SUPPLIED DATA ::

== == ==

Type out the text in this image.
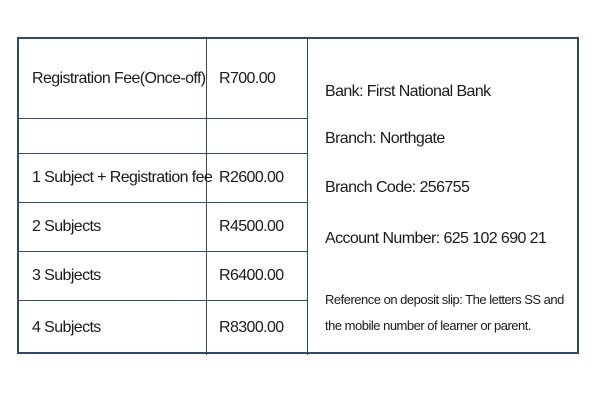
Registration Fee(Once-off)	R700.00

1 Subject + Registration fee	R2600.00
2 Subjects	R4500.00
3 Subjects	R6400.00
4 Subjects	R8300.00
Bank: First National Bank
Branch: Northgate
Branch Code: 256755
Account Number: 625 102 690 21
Reference on deposit slip: The letters SS and the mobile number of learner or parent.
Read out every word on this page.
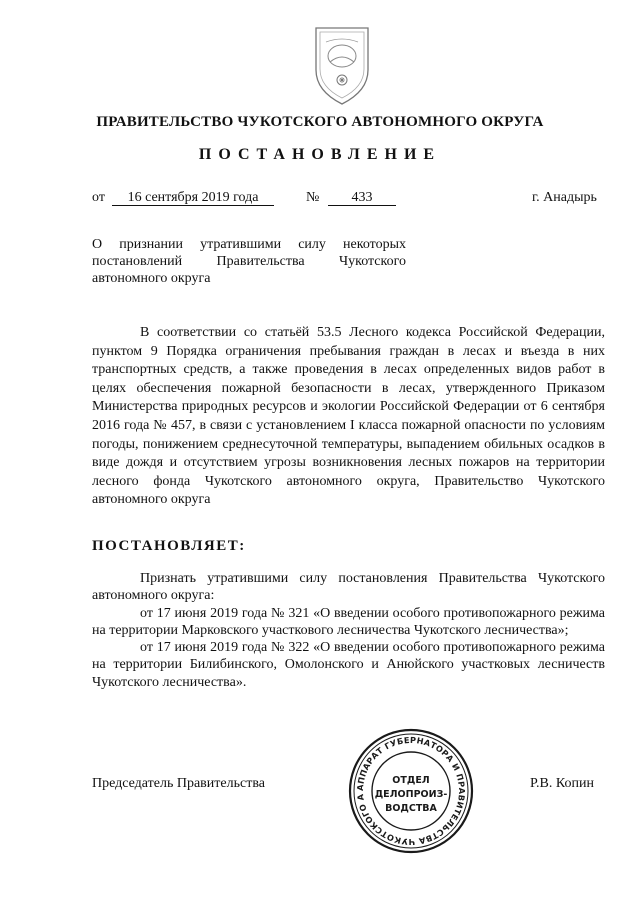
ПРАВИТЕЛЬСТВО ЧУКОТСКОГО АВТОНОМНОГО ОКРУГА
ПОСТАНОВЛЕНИЕ
от	16 сентября 2019 года	№	433	г. Анадырь
О признании утратившими силу некоторых постановлений Правительства Чукотского автономного округа
В соответствии со статьёй 53.5 Лесного кодекса Российской Федерации, пунктом 9 Порядка ограничения пребывания граждан в лесах и въезда в них транспортных средств, а также проведения в лесах определенных видов работ в целях обеспечения пожарной безопасности в лесах, утвержденного Приказом Министерства природных ресурсов и экологии Российской Федерации от 6 сентября 2016 года № 457, в связи с установлением I класса пожарной опасности по условиям погоды, понижением среднесуточной температуры, выпадением обильных осадков в виде дождя и отсутствием угрозы возникновения лесных пожаров на территории лесного фонда Чукотского автономного округа, Правительство Чукотского автономного округа
ПОСТАНОВЛЯЕТ:

Признать утратившими силу постановления Правительства Чукотского автономного округа:

от 17 июня 2019 года № 321 «О введении особого противопожарного режима на территории Марковского участкового лесничества Чукотского лесничества»;

от 17 июня 2019 года № 322 «О введении особого противопожарного режима на территории Билибинского, Омолонского и Анюйского участковых лесничеств Чукотского лесничества».

Председатель Правительства	Р.В. Копин
АППАРАТ ГУБЕРНАТОРА И ПРАВИТЕЛЬСТВА ЧУКОТСКОГО А
ОТДЕЛ
ДЕЛОПРОИЗ-
ВОДСТВА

== == ==

WHAT TO DO ::
Write out all the entries word for word, but skip any images.

REPLY ::
Type out the text in this image.
Registration Fee(Once-off)	R700.00

1 Subject + Registration fee	R2600.00
2 Subjects	R4500.00
3 Subjects	R6400.00
4 Subjects	R8300.00
Bank: First National Bank
Branch: Northgate
Branch Code: 256755
Account Number: 625 102 690 21
Reference on deposit slip: The letters SS and the mobile number of learner or parent.
Read out every word on this page.
ПРАВИТЕЛЬСТВО ЧУКОТСКОГО АВТОНОМНОГО ОКРУГА
ПОСТАНОВЛЕНИЕ
от	16 сентября 2019 года	№	433	г. Анадырь
О признании утратившими силу некоторых постановлений Правительства Чукотского автономного округа
В соответствии со статьёй 53.5 Лесного кодекса Российской Федерации, пунктом 9 Порядка ограничения пребывания граждан в лесах и въезда в них транспортных средств, а также проведения в лесах определенных видов работ в целях обеспечения пожарной безопасности в лесах, утвержденного Приказом Министерства природных ресурсов и экологии Российской Федерации от 6 сентября 2016 года № 457, в связи с установлением I класса пожарной опасности по условиям погоды, понижением среднесуточной температуры, выпадением обильных осадков в виде дождя и отсутствием угрозы возникновения лесных пожаров на территории лесного фонда Чукотского автономного округа, Правительство Чукотского автономного округа
ПОСТАНОВЛЯЕТ:

Признать утратившими силу постановления Правительства Чукотского автономного округа:

от 17 июня 2019 года № 321 «О введении особого противопожарного режима на территории Марковского участкового лесничества Чукотского лесничества»;

от 17 июня 2019 года № 322 «О введении особого противопожарного режима на территории Билибинского, Омолонского и Анюйского участковых лесничеств Чукотского лесничества».

Председатель Правительства	Р.В. Копин
АППАРАТ ГУБЕРНАТОРА И ПРАВИТЕЛЬСТВА ЧУКОТСКОГО А
ОТДЕЛ
ДЕЛОПРОИЗ-
ВОДСТВА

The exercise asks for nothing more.